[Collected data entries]
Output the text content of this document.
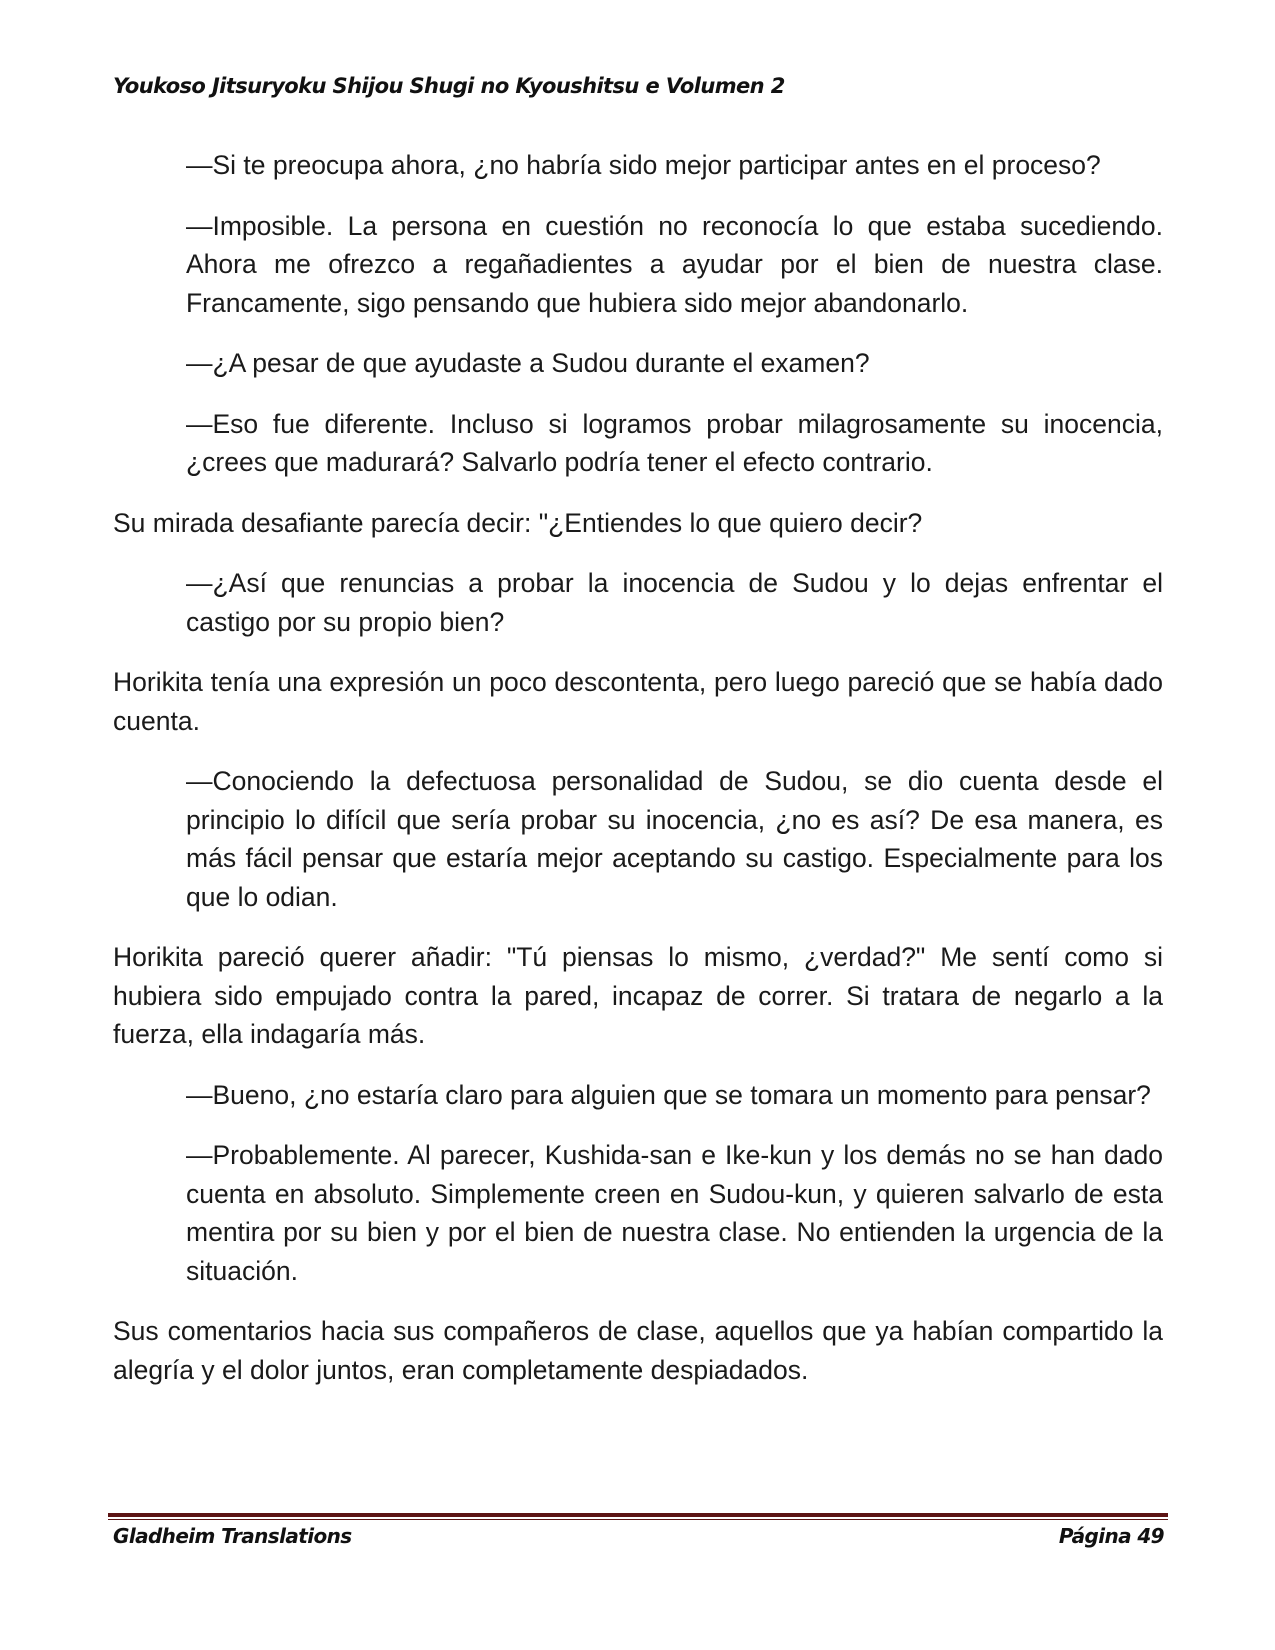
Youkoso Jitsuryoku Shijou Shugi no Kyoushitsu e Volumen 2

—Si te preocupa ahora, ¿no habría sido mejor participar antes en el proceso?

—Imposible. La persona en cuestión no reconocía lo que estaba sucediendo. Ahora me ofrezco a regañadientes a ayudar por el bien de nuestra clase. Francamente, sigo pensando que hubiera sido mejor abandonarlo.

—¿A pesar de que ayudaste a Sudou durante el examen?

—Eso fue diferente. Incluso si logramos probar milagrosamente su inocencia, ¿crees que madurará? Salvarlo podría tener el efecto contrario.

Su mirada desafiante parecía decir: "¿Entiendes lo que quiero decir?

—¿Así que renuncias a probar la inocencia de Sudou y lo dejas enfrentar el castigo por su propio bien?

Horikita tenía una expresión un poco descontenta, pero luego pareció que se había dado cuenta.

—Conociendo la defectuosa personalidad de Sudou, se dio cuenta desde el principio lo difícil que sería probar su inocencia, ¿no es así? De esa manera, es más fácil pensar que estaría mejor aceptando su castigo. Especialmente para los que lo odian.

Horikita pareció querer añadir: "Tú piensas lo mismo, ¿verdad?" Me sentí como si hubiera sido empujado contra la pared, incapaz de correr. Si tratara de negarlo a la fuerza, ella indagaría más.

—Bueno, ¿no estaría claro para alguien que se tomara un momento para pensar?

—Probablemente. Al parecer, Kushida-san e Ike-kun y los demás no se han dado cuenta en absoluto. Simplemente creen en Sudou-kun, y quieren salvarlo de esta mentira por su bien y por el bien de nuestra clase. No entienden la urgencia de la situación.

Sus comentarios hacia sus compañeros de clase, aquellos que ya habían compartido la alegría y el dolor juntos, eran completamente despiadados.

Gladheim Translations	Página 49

- Work to complete
Apart from the pictures, the entries above are to be repeated in full and exactly.

- Expected answer
Output the text content of this document.
Youkoso Jitsuryoku Shijou Shugi no Kyoushitsu e Volumen 2

—Si te preocupa ahora, ¿no habría sido mejor participar antes en el proceso?

—Imposible. La persona en cuestión no reconocía lo que estaba sucediendo. Ahora me ofrezco a regañadientes a ayudar por el bien de nuestra clase. Francamente, sigo pensando que hubiera sido mejor abandonarlo.

—¿A pesar de que ayudaste a Sudou durante el examen?

—Eso fue diferente. Incluso si logramos probar milagrosamente su inocencia, ¿crees que madurará? Salvarlo podría tener el efecto contrario.

Su mirada desafiante parecía decir: "¿Entiendes lo que quiero decir?

—¿Así que renuncias a probar la inocencia de Sudou y lo dejas enfrentar el castigo por su propio bien?

Horikita tenía una expresión un poco descontenta, pero luego pareció que se había dado cuenta.

—Conociendo la defectuosa personalidad de Sudou, se dio cuenta desde el principio lo difícil que sería probar su inocencia, ¿no es así? De esa manera, es más fácil pensar que estaría mejor aceptando su castigo. Especialmente para los que lo odian.

Horikita pareció querer añadir: "Tú piensas lo mismo, ¿verdad?" Me sentí como si hubiera sido empujado contra la pared, incapaz de correr. Si tratara de negarlo a la fuerza, ella indagaría más.

—Bueno, ¿no estaría claro para alguien que se tomara un momento para pensar?

—Probablemente. Al parecer, Kushida-san e Ike-kun y los demás no se han dado cuenta en absoluto. Simplemente creen en Sudou-kun, y quieren salvarlo de esta mentira por su bien y por el bien de nuestra clase. No entienden la urgencia de la situación.

Sus comentarios hacia sus compañeros de clase, aquellos que ya habían compartido la alegría y el dolor juntos, eran completamente despiadados.

Gladheim Translations	Página 49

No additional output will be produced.